Stored data:

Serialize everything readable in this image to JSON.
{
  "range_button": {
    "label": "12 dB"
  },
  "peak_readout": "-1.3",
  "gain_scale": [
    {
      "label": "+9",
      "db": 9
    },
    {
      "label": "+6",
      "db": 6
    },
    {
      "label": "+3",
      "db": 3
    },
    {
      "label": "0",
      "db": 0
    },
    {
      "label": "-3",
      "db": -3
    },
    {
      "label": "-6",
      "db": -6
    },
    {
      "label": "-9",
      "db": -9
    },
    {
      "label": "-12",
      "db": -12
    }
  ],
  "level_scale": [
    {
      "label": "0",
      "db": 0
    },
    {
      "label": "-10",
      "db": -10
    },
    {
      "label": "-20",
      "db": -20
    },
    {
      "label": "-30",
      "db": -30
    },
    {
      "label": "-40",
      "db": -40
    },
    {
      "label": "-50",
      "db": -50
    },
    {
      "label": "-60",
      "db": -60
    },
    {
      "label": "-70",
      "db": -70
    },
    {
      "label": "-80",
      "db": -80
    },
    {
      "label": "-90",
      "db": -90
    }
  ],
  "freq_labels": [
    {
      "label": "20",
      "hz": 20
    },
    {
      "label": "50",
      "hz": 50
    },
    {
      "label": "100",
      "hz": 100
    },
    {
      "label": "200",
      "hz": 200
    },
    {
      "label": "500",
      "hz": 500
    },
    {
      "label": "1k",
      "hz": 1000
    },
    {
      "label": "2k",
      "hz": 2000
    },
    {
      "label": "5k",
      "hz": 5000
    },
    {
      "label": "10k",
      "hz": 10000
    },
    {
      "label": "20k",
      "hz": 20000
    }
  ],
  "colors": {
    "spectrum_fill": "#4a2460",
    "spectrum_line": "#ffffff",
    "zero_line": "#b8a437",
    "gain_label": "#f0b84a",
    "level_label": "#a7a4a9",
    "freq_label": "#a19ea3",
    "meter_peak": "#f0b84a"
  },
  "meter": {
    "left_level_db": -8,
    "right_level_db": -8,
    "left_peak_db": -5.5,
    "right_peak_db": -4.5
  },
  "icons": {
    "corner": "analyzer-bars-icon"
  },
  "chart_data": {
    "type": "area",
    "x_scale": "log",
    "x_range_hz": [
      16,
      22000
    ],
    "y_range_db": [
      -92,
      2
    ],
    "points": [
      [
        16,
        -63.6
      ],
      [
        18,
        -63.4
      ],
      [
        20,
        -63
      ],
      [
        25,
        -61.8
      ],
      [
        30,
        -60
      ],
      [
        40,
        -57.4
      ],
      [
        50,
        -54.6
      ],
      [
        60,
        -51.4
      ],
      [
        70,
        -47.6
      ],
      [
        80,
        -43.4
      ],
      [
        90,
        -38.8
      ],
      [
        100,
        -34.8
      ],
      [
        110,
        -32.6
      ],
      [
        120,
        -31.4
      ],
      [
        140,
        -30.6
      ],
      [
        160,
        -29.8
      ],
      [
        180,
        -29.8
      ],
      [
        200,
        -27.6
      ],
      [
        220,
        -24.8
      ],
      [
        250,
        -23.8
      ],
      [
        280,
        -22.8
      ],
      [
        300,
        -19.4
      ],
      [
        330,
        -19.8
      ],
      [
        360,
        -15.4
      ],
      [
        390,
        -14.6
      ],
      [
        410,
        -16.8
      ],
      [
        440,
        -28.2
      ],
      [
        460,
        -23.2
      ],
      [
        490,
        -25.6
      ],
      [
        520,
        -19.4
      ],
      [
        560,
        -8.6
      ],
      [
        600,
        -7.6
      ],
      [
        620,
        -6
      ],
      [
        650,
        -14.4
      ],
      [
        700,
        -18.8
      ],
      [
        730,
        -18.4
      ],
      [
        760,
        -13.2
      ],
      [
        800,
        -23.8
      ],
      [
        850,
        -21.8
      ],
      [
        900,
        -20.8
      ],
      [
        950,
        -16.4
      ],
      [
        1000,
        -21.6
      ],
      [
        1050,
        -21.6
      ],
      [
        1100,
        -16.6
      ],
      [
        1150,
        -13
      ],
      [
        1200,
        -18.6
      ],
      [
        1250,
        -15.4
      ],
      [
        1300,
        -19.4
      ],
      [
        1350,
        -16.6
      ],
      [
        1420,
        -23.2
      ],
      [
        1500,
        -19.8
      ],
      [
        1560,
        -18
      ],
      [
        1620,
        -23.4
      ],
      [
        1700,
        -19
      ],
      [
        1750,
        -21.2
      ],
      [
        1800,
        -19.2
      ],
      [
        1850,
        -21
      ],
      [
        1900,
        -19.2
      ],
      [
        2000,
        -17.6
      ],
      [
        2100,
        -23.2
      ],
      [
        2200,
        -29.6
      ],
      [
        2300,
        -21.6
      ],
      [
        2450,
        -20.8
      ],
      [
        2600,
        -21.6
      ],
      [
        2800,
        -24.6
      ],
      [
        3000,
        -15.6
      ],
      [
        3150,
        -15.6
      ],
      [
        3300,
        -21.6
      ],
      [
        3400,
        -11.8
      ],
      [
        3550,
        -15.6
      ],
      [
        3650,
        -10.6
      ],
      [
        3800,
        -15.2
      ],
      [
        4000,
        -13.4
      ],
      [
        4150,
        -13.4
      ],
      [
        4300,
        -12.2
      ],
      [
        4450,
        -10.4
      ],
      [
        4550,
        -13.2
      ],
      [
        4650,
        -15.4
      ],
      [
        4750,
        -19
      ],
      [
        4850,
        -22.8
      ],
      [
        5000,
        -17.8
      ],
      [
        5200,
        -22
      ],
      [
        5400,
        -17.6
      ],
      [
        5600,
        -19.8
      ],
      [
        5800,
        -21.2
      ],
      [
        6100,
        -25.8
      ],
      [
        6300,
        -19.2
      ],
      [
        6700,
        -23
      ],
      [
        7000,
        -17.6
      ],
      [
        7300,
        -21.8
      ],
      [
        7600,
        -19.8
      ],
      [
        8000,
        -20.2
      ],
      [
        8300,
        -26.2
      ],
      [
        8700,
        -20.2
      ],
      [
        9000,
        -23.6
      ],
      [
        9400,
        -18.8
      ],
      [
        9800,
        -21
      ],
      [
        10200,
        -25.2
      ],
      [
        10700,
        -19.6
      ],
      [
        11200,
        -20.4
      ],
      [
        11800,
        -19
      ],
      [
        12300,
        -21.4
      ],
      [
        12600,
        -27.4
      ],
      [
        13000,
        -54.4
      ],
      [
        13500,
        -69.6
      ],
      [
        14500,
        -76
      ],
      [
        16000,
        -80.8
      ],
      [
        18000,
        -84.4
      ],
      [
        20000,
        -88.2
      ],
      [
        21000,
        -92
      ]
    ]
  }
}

### Exercise directions
Extract each line of the listing above, copying it word for word.

### Output of the task
Serialize everything readable in this image to JSON.
{
  "range_button": {
    "label": "12 dB"
  },
  "peak_readout": "-1.3",
  "gain_scale": [
    {
      "label": "+9",
      "db": 9
    },
    {
      "label": "+6",
      "db": 6
    },
    {
      "label": "+3",
      "db": 3
    },
    {
      "label": "0",
      "db": 0
    },
    {
      "label": "-3",
      "db": -3
    },
    {
      "label": "-6",
      "db": -6
    },
    {
      "label": "-9",
      "db": -9
    },
    {
      "label": "-12",
      "db": -12
    }
  ],
  "level_scale": [
    {
      "label": "0",
      "db": 0
    },
    {
      "label": "-10",
      "db": -10
    },
    {
      "label": "-20",
      "db": -20
    },
    {
      "label": "-30",
      "db": -30
    },
    {
      "label": "-40",
      "db": -40
    },
    {
      "label": "-50",
      "db": -50
    },
    {
      "label": "-60",
      "db": -60
    },
    {
      "label": "-70",
      "db": -70
    },
    {
      "label": "-80",
      "db": -80
    },
    {
      "label": "-90",
      "db": -90
    }
  ],
  "freq_labels": [
    {
      "label": "20",
      "hz": 20
    },
    {
      "label": "50",
      "hz": 50
    },
    {
      "label": "100",
      "hz": 100
    },
    {
      "label": "200",
      "hz": 200
    },
    {
      "label": "500",
      "hz": 500
    },
    {
      "label": "1k",
      "hz": 1000
    },
    {
      "label": "2k",
      "hz": 2000
    },
    {
      "label": "5k",
      "hz": 5000
    },
    {
      "label": "10k",
      "hz": 10000
    },
    {
      "label": "20k",
      "hz": 20000
    }
  ],
  "colors": {
    "spectrum_fill": "#4a2460",
    "spectrum_line": "#ffffff",
    "zero_line": "#b8a437",
    "gain_label": "#f0b84a",
    "level_label": "#a7a4a9",
    "freq_label": "#a19ea3",
    "meter_peak": "#f0b84a"
  },
  "meter": {
    "left_level_db": -8,
    "right_level_db": -8,
    "left_peak_db": -5.5,
    "right_peak_db": -4.5
  },
  "icons": {
    "corner": "analyzer-bars-icon"
  },
  "chart_data": {
    "type": "area",
    "x_scale": "log",
    "x_range_hz": [
      16,
      22000
    ],
    "y_range_db": [
      -92,
      2
    ],
    "points": [
      [
        16,
        -63.6
      ],
      [
        18,
        -63.4
      ],
      [
        20,
        -63
      ],
      [
        25,
        -61.8
      ],
      [
        30,
        -60
      ],
      [
        40,
        -57.4
      ],
      [
        50,
        -54.6
      ],
      [
        60,
        -51.4
      ],
      [
        70,
        -47.6
      ],
      [
        80,
        -43.4
      ],
      [
        90,
        -38.8
      ],
      [
        100,
        -34.8
      ],
      [
        110,
        -32.6
      ],
      [
        120,
        -31.4
      ],
      [
        140,
        -30.6
      ],
      [
        160,
        -29.8
      ],
      [
        180,
        -29.8
      ],
      [
        200,
        -27.6
      ],
      [
        220,
        -24.8
      ],
      [
        250,
        -23.8
      ],
      [
        280,
        -22.8
      ],
      [
        300,
        -19.4
      ],
      [
        330,
        -19.8
      ],
      [
        360,
        -15.4
      ],
      [
        390,
        -14.6
      ],
      [
        410,
        -16.8
      ],
      [
        440,
        -28.2
      ],
      [
        460,
        -23.2
      ],
      [
        490,
        -25.6
      ],
      [
        520,
        -19.4
      ],
      [
        560,
        -8.6
      ],
      [
        600,
        -7.6
      ],
      [
        620,
        -6
      ],
      [
        650,
        -14.4
      ],
      [
        700,
        -18.8
      ],
      [
        730,
        -18.4
      ],
      [
        760,
        -13.2
      ],
      [
        800,
        -23.8
      ],
      [
        850,
        -21.8
      ],
      [
        900,
        -20.8
      ],
      [
        950,
        -16.4
      ],
      [
        1000,
        -21.6
      ],
      [
        1050,
        -21.6
      ],
      [
        1100,
        -16.6
      ],
      [
        1150,
        -13
      ],
      [
        1200,
        -18.6
      ],
      [
        1250,
        -15.4
      ],
      [
        1300,
        -19.4
      ],
      [
        1350,
        -16.6
      ],
      [
        1420,
        -23.2
      ],
      [
        1500,
        -19.8
      ],
      [
        1560,
        -18
      ],
      [
        1620,
        -23.4
      ],
      [
        1700,
        -19
      ],
      [
        1750,
        -21.2
      ],
      [
        1800,
        -19.2
      ],
      [
        1850,
        -21
      ],
      [
        1900,
        -19.2
      ],
      [
        2000,
        -17.6
      ],
      [
        2100,
        -23.2
      ],
      [
        2200,
        -29.6
      ],
      [
        2300,
        -21.6
      ],
      [
        2450,
        -20.8
      ],
      [
        2600,
        -21.6
      ],
      [
        2800,
        -24.6
      ],
      [
        3000,
        -15.6
      ],
      [
        3150,
        -15.6
      ],
      [
        3300,
        -21.6
      ],
      [
        3400,
        -11.8
      ],
      [
        3550,
        -15.6
      ],
      [
        3650,
        -10.6
      ],
      [
        3800,
        -15.2
      ],
      [
        4000,
        -13.4
      ],
      [
        4150,
        -13.4
      ],
      [
        4300,
        -12.2
      ],
      [
        4450,
        -10.4
      ],
      [
        4550,
        -13.2
      ],
      [
        4650,
        -15.4
      ],
      [
        4750,
        -19
      ],
      [
        4850,
        -22.8
      ],
      [
        5000,
        -17.8
      ],
      [
        5200,
        -22
      ],
      [
        5400,
        -17.6
      ],
      [
        5600,
        -19.8
      ],
      [
        5800,
        -21.2
      ],
      [
        6100,
        -25.8
      ],
      [
        6300,
        -19.2
      ],
      [
        6700,
        -23
      ],
      [
        7000,
        -17.6
      ],
      [
        7300,
        -21.8
      ],
      [
        7600,
        -19.8
      ],
      [
        8000,
        -20.2
      ],
      [
        8300,
        -26.2
      ],
      [
        8700,
        -20.2
      ],
      [
        9000,
        -23.6
      ],
      [
        9400,
        -18.8
      ],
      [
        9800,
        -21
      ],
      [
        10200,
        -25.2
      ],
      [
        10700,
        -19.6
      ],
      [
        11200,
        -20.4
      ],
      [
        11800,
        -19
      ],
      [
        12300,
        -21.4
      ],
      [
        12600,
        -27.4
      ],
      [
        13000,
        -54.4
      ],
      [
        13500,
        -69.6
      ],
      [
        14500,
        -76
      ],
      [
        16000,
        -80.8
      ],
      [
        18000,
        -84.4
      ],
      [
        20000,
        -88.2
      ],
      [
        21000,
        -92
      ]
    ]
  }
}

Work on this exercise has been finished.